## [Data listing]
== == ==

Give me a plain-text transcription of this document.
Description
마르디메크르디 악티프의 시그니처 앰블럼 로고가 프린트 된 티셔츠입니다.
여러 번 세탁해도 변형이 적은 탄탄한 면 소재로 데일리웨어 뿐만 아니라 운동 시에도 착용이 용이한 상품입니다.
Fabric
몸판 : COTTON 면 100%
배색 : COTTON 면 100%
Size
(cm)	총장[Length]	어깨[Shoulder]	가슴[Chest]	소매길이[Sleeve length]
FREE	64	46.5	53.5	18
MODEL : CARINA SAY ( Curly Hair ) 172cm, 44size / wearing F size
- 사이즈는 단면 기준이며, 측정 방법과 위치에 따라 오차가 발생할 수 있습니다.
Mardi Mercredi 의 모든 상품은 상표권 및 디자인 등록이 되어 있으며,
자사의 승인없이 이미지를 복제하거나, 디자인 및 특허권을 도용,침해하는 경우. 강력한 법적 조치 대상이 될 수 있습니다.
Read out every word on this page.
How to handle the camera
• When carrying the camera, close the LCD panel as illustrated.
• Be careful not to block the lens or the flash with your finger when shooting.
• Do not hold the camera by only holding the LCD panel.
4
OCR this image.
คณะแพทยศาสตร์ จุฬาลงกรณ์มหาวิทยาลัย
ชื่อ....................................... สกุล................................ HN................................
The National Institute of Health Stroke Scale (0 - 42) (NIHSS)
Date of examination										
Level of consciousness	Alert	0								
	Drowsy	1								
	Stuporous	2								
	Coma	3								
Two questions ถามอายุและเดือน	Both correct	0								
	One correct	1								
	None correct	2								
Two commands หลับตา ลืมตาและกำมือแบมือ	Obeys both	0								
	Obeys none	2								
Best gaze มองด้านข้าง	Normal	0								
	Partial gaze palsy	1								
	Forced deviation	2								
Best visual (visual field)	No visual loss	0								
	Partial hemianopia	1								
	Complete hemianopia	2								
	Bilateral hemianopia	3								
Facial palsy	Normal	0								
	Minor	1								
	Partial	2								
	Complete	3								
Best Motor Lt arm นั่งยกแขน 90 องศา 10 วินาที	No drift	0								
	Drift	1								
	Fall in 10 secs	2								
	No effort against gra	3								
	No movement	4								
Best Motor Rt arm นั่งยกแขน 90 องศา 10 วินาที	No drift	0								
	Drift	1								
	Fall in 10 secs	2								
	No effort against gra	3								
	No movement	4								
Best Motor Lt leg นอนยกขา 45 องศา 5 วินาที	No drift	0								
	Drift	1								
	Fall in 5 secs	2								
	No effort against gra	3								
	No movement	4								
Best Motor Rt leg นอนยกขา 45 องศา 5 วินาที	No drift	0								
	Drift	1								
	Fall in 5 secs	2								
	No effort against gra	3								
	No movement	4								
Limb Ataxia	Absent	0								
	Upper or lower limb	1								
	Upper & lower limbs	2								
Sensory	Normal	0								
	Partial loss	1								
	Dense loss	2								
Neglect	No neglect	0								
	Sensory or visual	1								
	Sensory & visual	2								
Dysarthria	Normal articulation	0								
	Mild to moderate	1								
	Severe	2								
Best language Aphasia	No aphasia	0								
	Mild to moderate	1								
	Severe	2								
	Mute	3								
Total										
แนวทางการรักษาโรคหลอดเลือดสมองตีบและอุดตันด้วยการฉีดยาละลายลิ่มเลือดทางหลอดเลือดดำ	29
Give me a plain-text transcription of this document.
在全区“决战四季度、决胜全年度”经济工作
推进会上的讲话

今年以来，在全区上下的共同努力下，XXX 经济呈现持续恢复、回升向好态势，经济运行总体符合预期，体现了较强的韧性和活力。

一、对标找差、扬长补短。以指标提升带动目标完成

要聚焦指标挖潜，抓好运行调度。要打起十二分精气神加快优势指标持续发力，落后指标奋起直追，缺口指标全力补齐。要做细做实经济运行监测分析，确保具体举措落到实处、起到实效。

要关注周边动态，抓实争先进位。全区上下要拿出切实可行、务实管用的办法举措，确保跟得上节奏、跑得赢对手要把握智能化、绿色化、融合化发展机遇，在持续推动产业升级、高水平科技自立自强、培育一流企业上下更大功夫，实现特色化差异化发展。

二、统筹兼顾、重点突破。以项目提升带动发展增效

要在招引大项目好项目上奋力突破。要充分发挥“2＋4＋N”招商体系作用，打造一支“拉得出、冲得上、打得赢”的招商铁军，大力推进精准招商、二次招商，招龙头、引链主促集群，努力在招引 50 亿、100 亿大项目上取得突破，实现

== == ==

## [Directions]
Where does the word "Partial" appear? Return each line that holds it.

## [Response to the task]
	Partial gaze palsy	1								
	Partial hemianopia	1								
	Partial	2								
	Partial loss	1								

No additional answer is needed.